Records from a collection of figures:
____

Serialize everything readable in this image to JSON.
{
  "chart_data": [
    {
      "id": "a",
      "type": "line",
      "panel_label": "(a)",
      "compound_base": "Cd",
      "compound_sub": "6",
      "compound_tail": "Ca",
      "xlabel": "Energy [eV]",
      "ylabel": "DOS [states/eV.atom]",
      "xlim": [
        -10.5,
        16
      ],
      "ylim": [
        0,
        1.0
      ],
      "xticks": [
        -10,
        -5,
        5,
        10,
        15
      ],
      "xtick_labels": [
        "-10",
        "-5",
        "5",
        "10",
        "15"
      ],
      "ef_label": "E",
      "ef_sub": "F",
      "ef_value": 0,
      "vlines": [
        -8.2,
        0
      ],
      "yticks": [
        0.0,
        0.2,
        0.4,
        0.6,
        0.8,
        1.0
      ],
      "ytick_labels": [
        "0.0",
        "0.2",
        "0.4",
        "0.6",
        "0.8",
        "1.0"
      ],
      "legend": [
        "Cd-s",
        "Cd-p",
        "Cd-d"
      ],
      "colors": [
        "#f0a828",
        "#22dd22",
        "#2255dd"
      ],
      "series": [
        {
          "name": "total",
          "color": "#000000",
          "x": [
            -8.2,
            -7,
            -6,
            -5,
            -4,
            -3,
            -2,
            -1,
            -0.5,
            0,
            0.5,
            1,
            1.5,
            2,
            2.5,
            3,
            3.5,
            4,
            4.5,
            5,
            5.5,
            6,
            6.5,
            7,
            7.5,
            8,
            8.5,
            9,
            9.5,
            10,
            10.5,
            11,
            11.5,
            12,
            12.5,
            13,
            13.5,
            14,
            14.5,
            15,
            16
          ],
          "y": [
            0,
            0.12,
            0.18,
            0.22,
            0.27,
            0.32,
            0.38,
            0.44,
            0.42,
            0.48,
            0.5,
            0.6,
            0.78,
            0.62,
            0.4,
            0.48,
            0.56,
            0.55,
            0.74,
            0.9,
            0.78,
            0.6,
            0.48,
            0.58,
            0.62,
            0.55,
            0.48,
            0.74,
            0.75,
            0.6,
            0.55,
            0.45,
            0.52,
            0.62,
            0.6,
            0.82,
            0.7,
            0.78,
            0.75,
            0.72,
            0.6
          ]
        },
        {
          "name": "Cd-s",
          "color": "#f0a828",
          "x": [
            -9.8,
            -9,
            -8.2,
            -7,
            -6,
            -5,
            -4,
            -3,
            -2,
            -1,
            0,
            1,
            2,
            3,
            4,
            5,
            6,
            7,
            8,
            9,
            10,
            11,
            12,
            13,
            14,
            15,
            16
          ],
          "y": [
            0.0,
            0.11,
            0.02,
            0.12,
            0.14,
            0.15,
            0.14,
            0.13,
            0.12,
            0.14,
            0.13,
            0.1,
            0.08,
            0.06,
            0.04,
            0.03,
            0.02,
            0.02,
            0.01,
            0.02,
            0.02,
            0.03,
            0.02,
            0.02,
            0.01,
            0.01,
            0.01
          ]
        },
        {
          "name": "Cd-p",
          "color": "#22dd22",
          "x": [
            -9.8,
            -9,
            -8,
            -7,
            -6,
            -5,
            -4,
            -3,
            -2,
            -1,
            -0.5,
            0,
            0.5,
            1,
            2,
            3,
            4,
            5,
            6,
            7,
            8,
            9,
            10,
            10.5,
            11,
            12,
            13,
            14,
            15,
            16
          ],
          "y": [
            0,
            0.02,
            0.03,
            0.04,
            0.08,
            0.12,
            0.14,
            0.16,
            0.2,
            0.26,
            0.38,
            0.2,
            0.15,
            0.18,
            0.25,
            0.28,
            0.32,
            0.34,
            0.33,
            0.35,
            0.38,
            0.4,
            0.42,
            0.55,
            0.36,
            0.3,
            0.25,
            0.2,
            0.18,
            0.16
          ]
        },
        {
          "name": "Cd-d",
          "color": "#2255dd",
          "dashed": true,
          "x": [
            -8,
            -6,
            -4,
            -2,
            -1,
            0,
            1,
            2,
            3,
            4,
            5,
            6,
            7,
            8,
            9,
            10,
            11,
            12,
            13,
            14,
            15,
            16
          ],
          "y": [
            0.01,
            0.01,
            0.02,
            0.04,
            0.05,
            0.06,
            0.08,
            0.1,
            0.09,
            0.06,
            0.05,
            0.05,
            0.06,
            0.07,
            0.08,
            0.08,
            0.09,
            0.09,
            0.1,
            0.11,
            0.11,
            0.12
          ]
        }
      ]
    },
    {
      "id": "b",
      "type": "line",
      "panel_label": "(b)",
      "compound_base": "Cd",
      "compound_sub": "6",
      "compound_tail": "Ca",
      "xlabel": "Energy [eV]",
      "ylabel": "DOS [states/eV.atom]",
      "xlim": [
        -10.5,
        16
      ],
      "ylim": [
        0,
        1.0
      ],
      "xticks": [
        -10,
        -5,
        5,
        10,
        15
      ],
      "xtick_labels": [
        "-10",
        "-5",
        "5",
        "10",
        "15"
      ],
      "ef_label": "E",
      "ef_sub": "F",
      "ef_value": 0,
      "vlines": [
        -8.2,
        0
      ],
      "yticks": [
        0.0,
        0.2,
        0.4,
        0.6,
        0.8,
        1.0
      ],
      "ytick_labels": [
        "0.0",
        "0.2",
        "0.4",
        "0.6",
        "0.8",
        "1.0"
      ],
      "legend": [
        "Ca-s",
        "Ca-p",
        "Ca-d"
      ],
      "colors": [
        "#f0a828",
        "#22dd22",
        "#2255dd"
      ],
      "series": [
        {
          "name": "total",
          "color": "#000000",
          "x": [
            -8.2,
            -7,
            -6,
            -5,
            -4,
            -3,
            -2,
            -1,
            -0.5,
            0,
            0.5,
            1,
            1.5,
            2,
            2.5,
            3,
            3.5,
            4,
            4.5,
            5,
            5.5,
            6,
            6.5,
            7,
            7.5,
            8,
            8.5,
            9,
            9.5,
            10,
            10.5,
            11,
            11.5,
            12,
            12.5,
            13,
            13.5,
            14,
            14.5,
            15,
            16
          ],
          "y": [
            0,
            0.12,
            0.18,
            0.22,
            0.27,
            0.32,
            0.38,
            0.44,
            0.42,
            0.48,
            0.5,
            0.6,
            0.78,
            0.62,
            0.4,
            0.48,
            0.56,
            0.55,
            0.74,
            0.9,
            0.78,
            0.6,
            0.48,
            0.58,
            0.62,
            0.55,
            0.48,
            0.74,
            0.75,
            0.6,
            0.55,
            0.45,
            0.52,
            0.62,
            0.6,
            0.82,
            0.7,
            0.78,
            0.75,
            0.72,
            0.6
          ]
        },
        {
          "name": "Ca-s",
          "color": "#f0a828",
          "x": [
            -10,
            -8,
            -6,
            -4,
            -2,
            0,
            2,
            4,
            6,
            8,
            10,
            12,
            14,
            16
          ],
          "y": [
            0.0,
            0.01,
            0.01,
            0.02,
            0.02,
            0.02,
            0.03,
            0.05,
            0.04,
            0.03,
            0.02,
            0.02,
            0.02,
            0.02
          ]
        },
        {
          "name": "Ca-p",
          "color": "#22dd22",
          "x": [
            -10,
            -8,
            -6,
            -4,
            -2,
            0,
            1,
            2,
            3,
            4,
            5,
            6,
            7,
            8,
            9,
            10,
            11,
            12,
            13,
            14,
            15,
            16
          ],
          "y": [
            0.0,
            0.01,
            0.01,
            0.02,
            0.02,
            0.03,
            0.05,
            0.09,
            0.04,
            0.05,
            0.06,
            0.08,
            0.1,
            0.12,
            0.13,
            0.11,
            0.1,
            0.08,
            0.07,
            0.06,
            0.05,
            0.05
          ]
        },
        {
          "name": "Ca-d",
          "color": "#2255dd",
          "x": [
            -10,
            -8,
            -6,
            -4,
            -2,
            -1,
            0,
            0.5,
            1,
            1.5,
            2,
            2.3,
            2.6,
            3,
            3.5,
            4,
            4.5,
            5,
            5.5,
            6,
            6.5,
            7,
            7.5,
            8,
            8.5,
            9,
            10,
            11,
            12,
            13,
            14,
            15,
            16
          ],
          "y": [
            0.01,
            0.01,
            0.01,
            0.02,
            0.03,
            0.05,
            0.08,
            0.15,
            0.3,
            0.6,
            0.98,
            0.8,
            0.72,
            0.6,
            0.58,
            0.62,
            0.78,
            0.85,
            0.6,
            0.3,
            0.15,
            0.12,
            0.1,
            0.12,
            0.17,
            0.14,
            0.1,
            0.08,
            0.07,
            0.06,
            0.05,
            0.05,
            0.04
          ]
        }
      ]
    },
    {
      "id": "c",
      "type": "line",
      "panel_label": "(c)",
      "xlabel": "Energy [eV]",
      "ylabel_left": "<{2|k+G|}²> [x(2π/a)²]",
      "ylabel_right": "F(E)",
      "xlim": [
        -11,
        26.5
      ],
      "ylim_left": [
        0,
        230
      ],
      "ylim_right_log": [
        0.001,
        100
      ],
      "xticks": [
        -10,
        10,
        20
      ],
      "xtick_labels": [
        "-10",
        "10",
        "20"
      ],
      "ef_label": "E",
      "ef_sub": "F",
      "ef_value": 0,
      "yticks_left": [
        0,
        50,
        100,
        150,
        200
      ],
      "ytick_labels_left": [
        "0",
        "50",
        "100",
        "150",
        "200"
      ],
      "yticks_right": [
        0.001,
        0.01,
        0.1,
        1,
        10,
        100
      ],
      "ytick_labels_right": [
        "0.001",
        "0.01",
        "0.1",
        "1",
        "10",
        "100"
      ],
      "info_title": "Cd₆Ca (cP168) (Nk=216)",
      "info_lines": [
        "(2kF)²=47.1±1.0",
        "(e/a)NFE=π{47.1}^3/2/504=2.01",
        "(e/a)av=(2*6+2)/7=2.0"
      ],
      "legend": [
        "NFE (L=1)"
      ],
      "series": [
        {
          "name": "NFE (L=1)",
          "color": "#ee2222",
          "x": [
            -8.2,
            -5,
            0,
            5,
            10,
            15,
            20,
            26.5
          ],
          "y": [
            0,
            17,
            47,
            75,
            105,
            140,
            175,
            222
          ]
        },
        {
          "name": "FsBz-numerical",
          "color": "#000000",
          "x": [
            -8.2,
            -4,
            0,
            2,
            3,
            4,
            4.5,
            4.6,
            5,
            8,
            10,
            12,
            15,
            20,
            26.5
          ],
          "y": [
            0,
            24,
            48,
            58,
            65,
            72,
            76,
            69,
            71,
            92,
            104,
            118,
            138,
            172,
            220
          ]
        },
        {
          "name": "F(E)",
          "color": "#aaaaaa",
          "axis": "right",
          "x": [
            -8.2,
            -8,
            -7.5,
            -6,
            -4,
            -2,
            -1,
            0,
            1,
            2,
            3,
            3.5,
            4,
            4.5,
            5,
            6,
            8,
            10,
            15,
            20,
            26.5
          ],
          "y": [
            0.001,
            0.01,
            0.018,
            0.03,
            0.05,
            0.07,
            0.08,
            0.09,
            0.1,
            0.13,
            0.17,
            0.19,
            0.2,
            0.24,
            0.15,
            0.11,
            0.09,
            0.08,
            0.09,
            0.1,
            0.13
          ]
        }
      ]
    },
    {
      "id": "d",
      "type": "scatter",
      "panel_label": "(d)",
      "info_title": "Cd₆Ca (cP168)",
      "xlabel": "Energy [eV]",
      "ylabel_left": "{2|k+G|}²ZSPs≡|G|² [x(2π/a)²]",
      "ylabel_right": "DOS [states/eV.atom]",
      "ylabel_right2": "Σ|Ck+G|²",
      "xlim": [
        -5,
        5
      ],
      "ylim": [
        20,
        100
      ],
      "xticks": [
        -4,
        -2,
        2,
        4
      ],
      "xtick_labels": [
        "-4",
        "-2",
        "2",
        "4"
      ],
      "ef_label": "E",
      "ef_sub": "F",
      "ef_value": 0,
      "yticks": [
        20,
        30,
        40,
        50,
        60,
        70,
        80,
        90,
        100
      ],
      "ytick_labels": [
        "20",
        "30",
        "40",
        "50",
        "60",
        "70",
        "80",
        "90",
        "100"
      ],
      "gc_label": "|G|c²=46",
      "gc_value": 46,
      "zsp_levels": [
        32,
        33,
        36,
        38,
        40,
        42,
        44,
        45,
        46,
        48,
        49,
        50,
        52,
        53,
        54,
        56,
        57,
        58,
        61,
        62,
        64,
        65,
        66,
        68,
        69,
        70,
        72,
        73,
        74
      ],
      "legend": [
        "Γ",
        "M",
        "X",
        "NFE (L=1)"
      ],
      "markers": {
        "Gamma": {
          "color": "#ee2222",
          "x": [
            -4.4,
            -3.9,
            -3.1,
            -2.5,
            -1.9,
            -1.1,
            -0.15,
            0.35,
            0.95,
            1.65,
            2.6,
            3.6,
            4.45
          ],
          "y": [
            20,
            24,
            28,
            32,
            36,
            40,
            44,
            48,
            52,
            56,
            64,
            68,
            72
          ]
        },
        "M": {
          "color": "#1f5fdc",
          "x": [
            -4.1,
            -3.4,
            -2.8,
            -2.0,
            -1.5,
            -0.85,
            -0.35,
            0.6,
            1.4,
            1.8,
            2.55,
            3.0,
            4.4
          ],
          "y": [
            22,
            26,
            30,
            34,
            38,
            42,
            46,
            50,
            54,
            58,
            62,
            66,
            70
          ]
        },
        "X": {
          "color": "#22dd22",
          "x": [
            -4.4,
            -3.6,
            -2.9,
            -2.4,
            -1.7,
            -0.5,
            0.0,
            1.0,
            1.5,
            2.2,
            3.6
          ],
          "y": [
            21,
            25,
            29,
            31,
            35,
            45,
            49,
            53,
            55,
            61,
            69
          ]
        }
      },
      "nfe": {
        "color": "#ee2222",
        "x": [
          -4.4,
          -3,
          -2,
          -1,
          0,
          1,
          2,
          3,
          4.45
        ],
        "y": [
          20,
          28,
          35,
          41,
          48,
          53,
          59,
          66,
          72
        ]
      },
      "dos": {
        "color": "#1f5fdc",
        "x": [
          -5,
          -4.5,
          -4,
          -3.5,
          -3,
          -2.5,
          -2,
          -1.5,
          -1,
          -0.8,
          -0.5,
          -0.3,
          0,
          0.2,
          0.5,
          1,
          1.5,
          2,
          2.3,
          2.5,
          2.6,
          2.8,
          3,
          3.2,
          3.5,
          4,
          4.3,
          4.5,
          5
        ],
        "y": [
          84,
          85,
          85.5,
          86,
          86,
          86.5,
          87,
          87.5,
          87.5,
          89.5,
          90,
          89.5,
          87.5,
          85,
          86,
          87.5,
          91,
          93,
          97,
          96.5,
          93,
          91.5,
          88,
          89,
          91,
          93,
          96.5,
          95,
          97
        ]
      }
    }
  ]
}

____

#### WHAT THE EXERCISE ASKS
Find every line that holds "name" and copy it.

#### REPLY
          "name": "total",
          "name": "Cd-s",
          "name": "Cd-p",
          "name": "Cd-d",
          "name": "total",
          "name": "Ca-s",
          "name": "Ca-p",
          "name": "Ca-d",
          "name": "NFE (L=1)",
          "name": "FsBz-numerical",
          "name": "F(E)",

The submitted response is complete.